(Chart and figure data)

########

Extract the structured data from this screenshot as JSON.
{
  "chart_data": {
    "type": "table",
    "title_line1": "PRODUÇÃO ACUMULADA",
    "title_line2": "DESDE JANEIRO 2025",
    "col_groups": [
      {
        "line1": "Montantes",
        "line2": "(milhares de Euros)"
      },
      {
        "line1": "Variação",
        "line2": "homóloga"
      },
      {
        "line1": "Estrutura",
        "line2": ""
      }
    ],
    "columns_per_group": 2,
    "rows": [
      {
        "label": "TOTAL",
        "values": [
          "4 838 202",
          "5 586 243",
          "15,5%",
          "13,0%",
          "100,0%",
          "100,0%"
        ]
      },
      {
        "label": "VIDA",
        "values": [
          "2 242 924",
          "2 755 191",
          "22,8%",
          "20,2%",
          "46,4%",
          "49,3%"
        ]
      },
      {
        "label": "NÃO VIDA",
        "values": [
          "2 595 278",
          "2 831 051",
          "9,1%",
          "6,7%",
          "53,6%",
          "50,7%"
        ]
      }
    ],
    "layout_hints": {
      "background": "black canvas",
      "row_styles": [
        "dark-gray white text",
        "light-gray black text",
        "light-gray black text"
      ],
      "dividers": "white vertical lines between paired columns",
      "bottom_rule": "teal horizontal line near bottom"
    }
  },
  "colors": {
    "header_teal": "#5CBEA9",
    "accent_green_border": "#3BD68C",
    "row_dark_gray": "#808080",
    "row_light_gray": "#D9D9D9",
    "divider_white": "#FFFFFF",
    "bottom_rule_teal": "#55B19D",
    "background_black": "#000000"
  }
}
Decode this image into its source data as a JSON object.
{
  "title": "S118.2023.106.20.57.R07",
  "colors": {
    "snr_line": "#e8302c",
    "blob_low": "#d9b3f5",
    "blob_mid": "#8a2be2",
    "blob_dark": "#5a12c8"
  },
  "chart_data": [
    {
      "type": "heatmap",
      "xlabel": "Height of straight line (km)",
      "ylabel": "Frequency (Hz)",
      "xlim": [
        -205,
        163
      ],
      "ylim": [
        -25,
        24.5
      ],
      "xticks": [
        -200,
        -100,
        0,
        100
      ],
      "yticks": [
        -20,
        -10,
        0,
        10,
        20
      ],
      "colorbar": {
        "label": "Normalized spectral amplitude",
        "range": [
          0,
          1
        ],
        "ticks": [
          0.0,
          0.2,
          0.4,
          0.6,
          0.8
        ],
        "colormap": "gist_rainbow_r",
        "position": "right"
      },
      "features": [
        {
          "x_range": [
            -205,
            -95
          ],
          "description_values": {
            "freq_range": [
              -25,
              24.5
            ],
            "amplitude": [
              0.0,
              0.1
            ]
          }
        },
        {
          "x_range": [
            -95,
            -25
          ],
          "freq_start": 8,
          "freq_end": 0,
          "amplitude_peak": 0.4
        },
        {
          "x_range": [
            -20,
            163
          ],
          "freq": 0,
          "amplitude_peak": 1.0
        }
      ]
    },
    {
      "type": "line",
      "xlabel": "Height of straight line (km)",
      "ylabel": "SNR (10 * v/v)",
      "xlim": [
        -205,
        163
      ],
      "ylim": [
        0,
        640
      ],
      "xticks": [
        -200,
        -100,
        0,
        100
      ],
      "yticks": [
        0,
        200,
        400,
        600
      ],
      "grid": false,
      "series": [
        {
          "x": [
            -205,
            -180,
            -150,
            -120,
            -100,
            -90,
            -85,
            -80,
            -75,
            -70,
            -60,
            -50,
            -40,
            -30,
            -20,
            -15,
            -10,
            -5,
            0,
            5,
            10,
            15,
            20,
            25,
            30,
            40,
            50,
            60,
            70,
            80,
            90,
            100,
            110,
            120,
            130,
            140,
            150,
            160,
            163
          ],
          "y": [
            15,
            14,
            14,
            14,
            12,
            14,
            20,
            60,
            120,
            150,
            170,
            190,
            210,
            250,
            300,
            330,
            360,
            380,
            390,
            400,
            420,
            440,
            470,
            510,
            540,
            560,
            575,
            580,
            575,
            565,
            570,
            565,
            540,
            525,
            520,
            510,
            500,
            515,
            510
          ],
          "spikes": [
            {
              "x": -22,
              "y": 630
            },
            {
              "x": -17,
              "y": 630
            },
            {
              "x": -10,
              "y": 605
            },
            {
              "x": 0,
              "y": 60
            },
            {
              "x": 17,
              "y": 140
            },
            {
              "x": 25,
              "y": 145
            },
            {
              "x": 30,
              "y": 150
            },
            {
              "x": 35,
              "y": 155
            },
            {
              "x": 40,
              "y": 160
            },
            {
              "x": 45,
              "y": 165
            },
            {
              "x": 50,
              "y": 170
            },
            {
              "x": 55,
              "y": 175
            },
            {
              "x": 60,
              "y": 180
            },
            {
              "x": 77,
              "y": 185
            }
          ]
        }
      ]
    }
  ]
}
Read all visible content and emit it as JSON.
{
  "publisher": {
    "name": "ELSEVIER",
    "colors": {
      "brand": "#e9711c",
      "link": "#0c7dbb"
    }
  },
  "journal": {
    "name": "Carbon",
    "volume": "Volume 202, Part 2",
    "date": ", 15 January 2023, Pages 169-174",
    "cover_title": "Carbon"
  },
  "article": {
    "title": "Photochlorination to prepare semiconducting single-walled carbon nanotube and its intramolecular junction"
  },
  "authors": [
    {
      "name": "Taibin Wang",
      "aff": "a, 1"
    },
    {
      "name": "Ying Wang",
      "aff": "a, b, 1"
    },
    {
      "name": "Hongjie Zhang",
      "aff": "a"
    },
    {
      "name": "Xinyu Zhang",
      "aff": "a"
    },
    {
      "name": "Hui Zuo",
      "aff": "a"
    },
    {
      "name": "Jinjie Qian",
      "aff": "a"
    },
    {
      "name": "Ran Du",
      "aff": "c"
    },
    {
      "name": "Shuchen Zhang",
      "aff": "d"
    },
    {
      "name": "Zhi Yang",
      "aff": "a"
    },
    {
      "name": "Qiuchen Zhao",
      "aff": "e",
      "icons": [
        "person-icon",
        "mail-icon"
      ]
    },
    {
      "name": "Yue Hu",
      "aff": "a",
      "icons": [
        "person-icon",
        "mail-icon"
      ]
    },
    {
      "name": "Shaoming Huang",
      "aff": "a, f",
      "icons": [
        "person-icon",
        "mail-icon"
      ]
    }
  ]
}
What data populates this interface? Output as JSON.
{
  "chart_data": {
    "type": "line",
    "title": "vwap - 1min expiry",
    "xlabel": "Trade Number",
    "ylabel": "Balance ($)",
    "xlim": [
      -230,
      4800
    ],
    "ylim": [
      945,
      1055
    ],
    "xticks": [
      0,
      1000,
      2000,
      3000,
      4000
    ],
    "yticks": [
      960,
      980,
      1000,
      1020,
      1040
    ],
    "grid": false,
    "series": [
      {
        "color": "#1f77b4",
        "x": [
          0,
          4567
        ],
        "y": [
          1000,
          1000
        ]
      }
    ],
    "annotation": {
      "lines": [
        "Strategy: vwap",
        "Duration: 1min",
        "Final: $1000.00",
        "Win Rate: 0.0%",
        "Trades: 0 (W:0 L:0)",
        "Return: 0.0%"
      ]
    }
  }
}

########

TASK GOAL:
Extract all of the data above without altering anything.

RESULT OF THE TASK:
Extract the structured data from this screenshot as JSON.
{
  "chart_data": {
    "type": "table",
    "title_line1": "PRODUÇÃO ACUMULADA",
    "title_line2": "DESDE JANEIRO 2025",
    "col_groups": [
      {
        "line1": "Montantes",
        "line2": "(milhares de Euros)"
      },
      {
        "line1": "Variação",
        "line2": "homóloga"
      },
      {
        "line1": "Estrutura",
        "line2": ""
      }
    ],
    "columns_per_group": 2,
    "rows": [
      {
        "label": "TOTAL",
        "values": [
          "4 838 202",
          "5 586 243",
          "15,5%",
          "13,0%",
          "100,0%",
          "100,0%"
        ]
      },
      {
        "label": "VIDA",
        "values": [
          "2 242 924",
          "2 755 191",
          "22,8%",
          "20,2%",
          "46,4%",
          "49,3%"
        ]
      },
      {
        "label": "NÃO VIDA",
        "values": [
          "2 595 278",
          "2 831 051",
          "9,1%",
          "6,7%",
          "53,6%",
          "50,7%"
        ]
      }
    ],
    "layout_hints": {
      "background": "black canvas",
      "row_styles": [
        "dark-gray white text",
        "light-gray black text",
        "light-gray black text"
      ],
      "dividers": "white vertical lines between paired columns",
      "bottom_rule": "teal horizontal line near bottom"
    }
  },
  "colors": {
    "header_teal": "#5CBEA9",
    "accent_green_border": "#3BD68C",
    "row_dark_gray": "#808080",
    "row_light_gray": "#D9D9D9",
    "divider_white": "#FFFFFF",
    "bottom_rule_teal": "#55B19D",
    "background_black": "#000000"
  }
}
Decode this image into its source data as a JSON object.
{
  "title": "S118.2023.106.20.57.R07",
  "colors": {
    "snr_line": "#e8302c",
    "blob_low": "#d9b3f5",
    "blob_mid": "#8a2be2",
    "blob_dark": "#5a12c8"
  },
  "chart_data": [
    {
      "type": "heatmap",
      "xlabel": "Height of straight line (km)",
      "ylabel": "Frequency (Hz)",
      "xlim": [
        -205,
        163
      ],
      "ylim": [
        -25,
        24.5
      ],
      "xticks": [
        -200,
        -100,
        0,
        100
      ],
      "yticks": [
        -20,
        -10,
        0,
        10,
        20
      ],
      "colorbar": {
        "label": "Normalized spectral amplitude",
        "range": [
          0,
          1
        ],
        "ticks": [
          0.0,
          0.2,
          0.4,
          0.6,
          0.8
        ],
        "colormap": "gist_rainbow_r",
        "position": "right"
      },
      "features": [
        {
          "x_range": [
            -205,
            -95
          ],
          "description_values": {
            "freq_range": [
              -25,
              24.5
            ],
            "amplitude": [
              0.0,
              0.1
            ]
          }
        },
        {
          "x_range": [
            -95,
            -25
          ],
          "freq_start": 8,
          "freq_end": 0,
          "amplitude_peak": 0.4
        },
        {
          "x_range": [
            -20,
            163
          ],
          "freq": 0,
          "amplitude_peak": 1.0
        }
      ]
    },
    {
      "type": "line",
      "xlabel": "Height of straight line (km)",
      "ylabel": "SNR (10 * v/v)",
      "xlim": [
        -205,
        163
      ],
      "ylim": [
        0,
        640
      ],
      "xticks": [
        -200,
        -100,
        0,
        100
      ],
      "yticks": [
        0,
        200,
        400,
        600
      ],
      "grid": false,
      "series": [
        {
          "x": [
            -205,
            -180,
            -150,
            -120,
            -100,
            -90,
            -85,
            -80,
            -75,
            -70,
            -60,
            -50,
            -40,
            -30,
            -20,
            -15,
            -10,
            -5,
            0,
            5,
            10,
            15,
            20,
            25,
            30,
            40,
            50,
            60,
            70,
            80,
            90,
            100,
            110,
            120,
            130,
            140,
            150,
            160,
            163
          ],
          "y": [
            15,
            14,
            14,
            14,
            12,
            14,
            20,
            60,
            120,
            150,
            170,
            190,
            210,
            250,
            300,
            330,
            360,
            380,
            390,
            400,
            420,
            440,
            470,
            510,
            540,
            560,
            575,
            580,
            575,
            565,
            570,
            565,
            540,
            525,
            520,
            510,
            500,
            515,
            510
          ],
          "spikes": [
            {
              "x": -22,
              "y": 630
            },
            {
              "x": -17,
              "y": 630
            },
            {
              "x": -10,
              "y": 605
            },
            {
              "x": 0,
              "y": 60
            },
            {
              "x": 17,
              "y": 140
            },
            {
              "x": 25,
              "y": 145
            },
            {
              "x": 30,
              "y": 150
            },
            {
              "x": 35,
              "y": 155
            },
            {
              "x": 40,
              "y": 160
            },
            {
              "x": 45,
              "y": 165
            },
            {
              "x": 50,
              "y": 170
            },
            {
              "x": 55,
              "y": 175
            },
            {
              "x": 60,
              "y": 180
            },
            {
              "x": 77,
              "y": 185
            }
          ]
        }
      ]
    }
  ]
}
Read all visible content and emit it as JSON.
{
  "publisher": {
    "name": "ELSEVIER",
    "colors": {
      "brand": "#e9711c",
      "link": "#0c7dbb"
    }
  },
  "journal": {
    "name": "Carbon",
    "volume": "Volume 202, Part 2",
    "date": ", 15 January 2023, Pages 169-174",
    "cover_title": "Carbon"
  },
  "article": {
    "title": "Photochlorination to prepare semiconducting single-walled carbon nanotube and its intramolecular junction"
  },
  "authors": [
    {
      "name": "Taibin Wang",
      "aff": "a, 1"
    },
    {
      "name": "Ying Wang",
      "aff": "a, b, 1"
    },
    {
      "name": "Hongjie Zhang",
      "aff": "a"
    },
    {
      "name": "Xinyu Zhang",
      "aff": "a"
    },
    {
      "name": "Hui Zuo",
      "aff": "a"
    },
    {
      "name": "Jinjie Qian",
      "aff": "a"
    },
    {
      "name": "Ran Du",
      "aff": "c"
    },
    {
      "name": "Shuchen Zhang",
      "aff": "d"
    },
    {
      "name": "Zhi Yang",
      "aff": "a"
    },
    {
      "name": "Qiuchen Zhao",
      "aff": "e",
      "icons": [
        "person-icon",
        "mail-icon"
      ]
    },
    {
      "name": "Yue Hu",
      "aff": "a",
      "icons": [
        "person-icon",
        "mail-icon"
      ]
    },
    {
      "name": "Shaoming Huang",
      "aff": "a, f",
      "icons": [
        "person-icon",
        "mail-icon"
      ]
    }
  ]
}
What data populates this interface? Output as JSON.
{
  "chart_data": {
    "type": "line",
    "title": "vwap - 1min expiry",
    "xlabel": "Trade Number",
    "ylabel": "Balance ($)",
    "xlim": [
      -230,
      4800
    ],
    "ylim": [
      945,
      1055
    ],
    "xticks": [
      0,
      1000,
      2000,
      3000,
      4000
    ],
    "yticks": [
      960,
      980,
      1000,
      1020,
      1040
    ],
    "grid": false,
    "series": [
      {
        "color": "#1f77b4",
        "x": [
          0,
          4567
        ],
        "y": [
          1000,
          1000
        ]
      }
    ],
    "annotation": {
      "lines": [
        "Strategy: vwap",
        "Duration: 1min",
        "Final: $1000.00",
        "Win Rate: 0.0%",
        "Trades: 0 (W:0 L:0)",
        "Return: 0.0%"
      ]
    }
  }
}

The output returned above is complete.